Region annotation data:
# # #
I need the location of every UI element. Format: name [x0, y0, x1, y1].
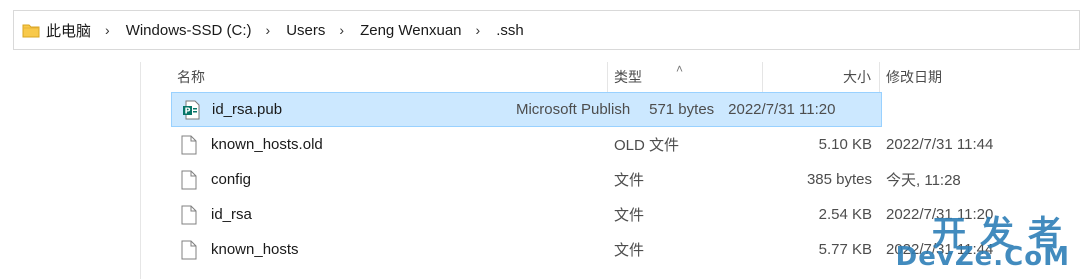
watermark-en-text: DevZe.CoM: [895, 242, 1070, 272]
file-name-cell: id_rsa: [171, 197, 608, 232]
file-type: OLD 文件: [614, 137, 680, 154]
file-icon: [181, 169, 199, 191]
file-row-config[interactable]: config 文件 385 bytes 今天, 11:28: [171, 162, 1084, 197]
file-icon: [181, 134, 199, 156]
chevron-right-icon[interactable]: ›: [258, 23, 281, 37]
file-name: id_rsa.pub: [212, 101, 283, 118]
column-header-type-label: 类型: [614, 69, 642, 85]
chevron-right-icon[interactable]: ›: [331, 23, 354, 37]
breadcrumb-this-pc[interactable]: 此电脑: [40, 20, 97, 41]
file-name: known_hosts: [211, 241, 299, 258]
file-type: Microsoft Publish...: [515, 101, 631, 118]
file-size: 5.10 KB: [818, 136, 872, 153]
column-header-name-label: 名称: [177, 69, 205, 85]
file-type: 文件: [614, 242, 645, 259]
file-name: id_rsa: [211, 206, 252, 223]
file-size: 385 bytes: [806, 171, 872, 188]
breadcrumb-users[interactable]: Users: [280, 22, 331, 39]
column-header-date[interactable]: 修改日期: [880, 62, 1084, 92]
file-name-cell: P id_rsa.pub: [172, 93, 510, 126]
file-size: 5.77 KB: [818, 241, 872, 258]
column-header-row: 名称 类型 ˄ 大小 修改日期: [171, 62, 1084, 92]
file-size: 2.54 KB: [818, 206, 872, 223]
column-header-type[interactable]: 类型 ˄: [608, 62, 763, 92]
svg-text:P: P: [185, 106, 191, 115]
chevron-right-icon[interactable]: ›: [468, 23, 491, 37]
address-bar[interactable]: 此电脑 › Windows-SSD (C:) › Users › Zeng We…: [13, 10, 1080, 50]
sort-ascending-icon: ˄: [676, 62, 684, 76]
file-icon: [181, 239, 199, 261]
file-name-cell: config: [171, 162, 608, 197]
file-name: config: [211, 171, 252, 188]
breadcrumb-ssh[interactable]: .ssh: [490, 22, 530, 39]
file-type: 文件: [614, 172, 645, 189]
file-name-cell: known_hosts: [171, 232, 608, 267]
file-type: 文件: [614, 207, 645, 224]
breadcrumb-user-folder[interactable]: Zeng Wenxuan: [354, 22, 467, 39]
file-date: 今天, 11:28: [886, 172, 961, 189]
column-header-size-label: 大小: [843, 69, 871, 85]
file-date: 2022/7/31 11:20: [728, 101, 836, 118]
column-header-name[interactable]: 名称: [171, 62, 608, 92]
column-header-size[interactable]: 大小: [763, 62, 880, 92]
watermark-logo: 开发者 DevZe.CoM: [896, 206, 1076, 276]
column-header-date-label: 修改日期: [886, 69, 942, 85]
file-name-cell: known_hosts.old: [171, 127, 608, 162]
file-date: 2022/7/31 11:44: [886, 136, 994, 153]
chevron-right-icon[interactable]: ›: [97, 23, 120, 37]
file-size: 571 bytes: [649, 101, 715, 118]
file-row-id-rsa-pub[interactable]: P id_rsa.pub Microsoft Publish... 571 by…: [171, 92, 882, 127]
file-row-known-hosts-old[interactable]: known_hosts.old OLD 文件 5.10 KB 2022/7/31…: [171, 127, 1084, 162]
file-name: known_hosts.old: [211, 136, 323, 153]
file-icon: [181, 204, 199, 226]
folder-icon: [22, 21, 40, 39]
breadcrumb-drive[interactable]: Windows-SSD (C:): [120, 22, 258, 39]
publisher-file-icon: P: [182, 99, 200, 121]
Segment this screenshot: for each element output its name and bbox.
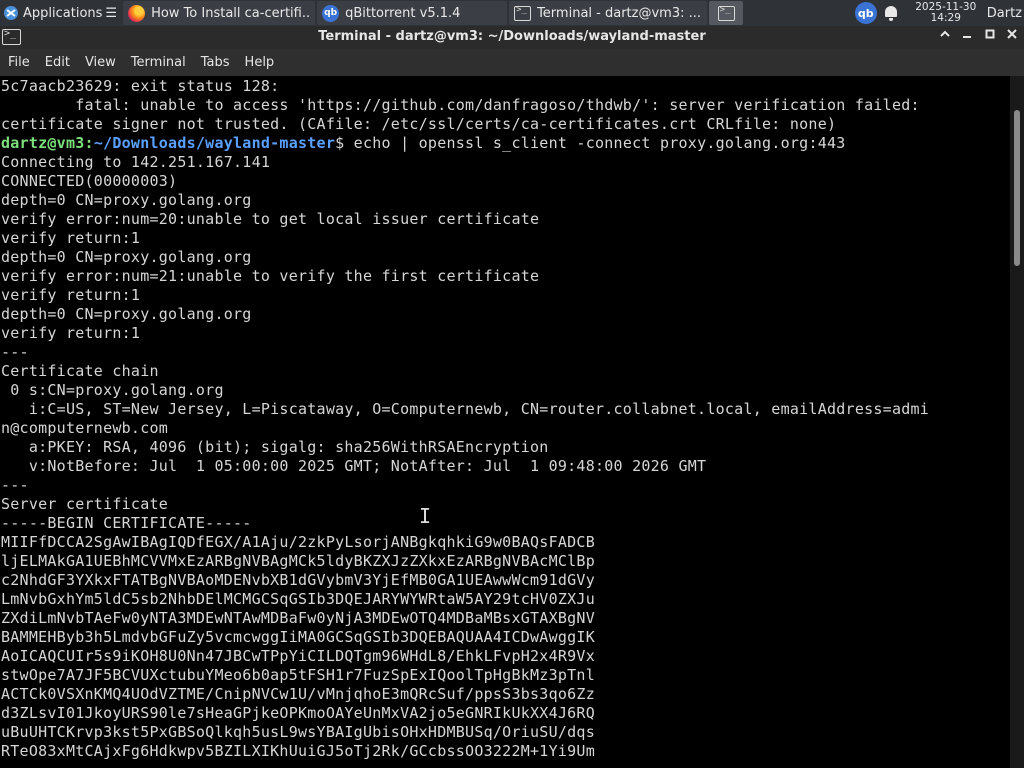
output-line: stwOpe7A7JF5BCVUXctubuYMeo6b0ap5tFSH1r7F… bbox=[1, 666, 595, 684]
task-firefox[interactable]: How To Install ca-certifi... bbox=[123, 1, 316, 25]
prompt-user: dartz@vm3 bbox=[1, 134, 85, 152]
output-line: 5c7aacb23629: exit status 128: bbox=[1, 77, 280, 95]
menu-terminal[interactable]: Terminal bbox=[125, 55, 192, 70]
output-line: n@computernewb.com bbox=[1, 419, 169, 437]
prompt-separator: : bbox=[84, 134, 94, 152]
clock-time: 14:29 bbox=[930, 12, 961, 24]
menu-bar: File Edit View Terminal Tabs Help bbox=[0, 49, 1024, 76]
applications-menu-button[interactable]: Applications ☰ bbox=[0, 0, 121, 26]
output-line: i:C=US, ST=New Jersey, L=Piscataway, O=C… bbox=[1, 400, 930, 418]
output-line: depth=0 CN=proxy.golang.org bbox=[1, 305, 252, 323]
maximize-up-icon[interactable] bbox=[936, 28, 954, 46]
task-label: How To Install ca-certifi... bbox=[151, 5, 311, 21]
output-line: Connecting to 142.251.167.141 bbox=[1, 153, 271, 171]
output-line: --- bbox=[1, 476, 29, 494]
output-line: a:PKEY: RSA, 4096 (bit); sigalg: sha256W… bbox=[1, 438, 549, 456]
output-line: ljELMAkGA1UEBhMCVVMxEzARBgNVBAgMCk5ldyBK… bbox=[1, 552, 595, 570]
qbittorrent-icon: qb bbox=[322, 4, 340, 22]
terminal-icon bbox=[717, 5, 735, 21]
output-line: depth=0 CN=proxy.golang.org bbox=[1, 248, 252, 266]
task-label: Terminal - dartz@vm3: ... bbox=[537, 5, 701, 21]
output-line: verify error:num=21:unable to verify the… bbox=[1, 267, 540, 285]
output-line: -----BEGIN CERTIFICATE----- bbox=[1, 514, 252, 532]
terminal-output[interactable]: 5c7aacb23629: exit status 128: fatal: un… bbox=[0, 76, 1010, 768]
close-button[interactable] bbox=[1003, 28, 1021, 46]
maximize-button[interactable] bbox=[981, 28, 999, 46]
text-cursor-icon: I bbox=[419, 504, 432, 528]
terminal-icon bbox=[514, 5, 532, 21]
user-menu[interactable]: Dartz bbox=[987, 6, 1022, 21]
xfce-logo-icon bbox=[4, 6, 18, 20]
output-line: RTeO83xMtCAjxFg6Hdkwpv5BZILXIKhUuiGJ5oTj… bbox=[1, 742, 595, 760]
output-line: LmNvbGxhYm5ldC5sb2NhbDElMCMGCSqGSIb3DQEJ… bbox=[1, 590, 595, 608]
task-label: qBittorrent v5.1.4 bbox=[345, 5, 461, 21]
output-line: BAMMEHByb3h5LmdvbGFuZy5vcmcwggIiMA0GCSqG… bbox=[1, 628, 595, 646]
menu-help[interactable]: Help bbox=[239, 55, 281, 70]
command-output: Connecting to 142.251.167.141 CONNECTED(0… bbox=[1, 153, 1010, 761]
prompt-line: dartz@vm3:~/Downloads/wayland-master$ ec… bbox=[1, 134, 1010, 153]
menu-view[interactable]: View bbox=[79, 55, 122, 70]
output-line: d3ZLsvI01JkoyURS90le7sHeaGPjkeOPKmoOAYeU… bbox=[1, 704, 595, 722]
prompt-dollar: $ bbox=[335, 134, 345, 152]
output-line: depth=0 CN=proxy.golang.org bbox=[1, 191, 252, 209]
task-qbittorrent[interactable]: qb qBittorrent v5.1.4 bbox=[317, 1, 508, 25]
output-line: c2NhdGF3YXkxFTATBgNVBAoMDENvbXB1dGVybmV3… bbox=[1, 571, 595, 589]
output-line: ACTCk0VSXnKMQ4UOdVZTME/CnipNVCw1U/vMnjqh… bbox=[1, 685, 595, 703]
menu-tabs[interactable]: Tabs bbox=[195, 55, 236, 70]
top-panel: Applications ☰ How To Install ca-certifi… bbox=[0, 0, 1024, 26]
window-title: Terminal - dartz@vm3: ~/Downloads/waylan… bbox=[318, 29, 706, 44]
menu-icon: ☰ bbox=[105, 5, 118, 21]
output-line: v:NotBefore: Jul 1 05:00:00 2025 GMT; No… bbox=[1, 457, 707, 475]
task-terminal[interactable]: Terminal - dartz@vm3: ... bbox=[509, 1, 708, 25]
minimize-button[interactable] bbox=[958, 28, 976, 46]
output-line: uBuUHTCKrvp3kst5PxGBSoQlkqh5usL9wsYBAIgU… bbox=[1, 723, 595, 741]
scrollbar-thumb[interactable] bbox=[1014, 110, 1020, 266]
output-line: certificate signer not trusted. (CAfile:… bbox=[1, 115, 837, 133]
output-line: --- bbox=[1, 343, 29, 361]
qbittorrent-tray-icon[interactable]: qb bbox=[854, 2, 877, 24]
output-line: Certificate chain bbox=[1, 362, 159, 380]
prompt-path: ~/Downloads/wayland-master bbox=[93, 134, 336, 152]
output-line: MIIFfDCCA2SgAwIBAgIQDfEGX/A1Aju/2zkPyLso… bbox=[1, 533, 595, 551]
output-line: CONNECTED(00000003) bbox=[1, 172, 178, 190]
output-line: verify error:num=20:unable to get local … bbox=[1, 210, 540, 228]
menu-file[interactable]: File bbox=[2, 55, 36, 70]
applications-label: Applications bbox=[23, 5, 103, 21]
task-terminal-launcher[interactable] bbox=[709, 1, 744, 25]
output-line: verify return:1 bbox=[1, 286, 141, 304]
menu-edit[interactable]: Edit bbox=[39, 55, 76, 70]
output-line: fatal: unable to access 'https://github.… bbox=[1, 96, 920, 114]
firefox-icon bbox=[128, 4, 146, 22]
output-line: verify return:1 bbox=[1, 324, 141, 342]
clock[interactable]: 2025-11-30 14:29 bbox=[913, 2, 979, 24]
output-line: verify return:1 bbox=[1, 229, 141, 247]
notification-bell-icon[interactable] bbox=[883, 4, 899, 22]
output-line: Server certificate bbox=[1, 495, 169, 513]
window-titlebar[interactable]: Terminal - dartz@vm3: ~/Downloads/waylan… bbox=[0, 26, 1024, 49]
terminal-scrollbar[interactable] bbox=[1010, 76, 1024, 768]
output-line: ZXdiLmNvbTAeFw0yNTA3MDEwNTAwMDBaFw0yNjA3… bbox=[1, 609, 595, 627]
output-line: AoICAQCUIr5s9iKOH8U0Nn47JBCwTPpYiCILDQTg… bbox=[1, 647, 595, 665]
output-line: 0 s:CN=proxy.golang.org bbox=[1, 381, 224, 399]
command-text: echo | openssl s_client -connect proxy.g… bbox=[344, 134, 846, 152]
# # #
Copy out again the lines of the data from the one containing "watermark-en-text: DevZe.CoM: [895, 242, 1070, 272]" through the one containing "file-type: 文件: [614, 242, 645, 259]", including both of those lines.

watermark-en-text: DevZe.CoM: [895, 242, 1070, 272]
file-name-cell: id_rsa: [171, 197, 608, 232]
file-type: OLD 文件: [614, 137, 680, 154]
file-icon: [181, 169, 199, 191]
file-row-config[interactable]: config 文件 385 bytes 今天, 11:28: [171, 162, 1084, 197]
file-icon: [181, 134, 199, 156]
chevron-right-icon[interactable]: ›: [258, 23, 281, 37]
file-name: id_rsa.pub: [212, 101, 283, 118]
column-header-type-label: 类型: [614, 69, 642, 85]
chevron-right-icon[interactable]: ›: [331, 23, 354, 37]
breadcrumb-this-pc[interactable]: 此电脑: [40, 20, 97, 41]
file-name: known_hosts: [211, 241, 299, 258]
file-type: Microsoft Publish...: [515, 101, 631, 118]
file-size: 5.10 KB: [818, 136, 872, 153]
column-header-name-label: 名称: [177, 69, 205, 85]
file-type: 文件: [614, 242, 645, 259]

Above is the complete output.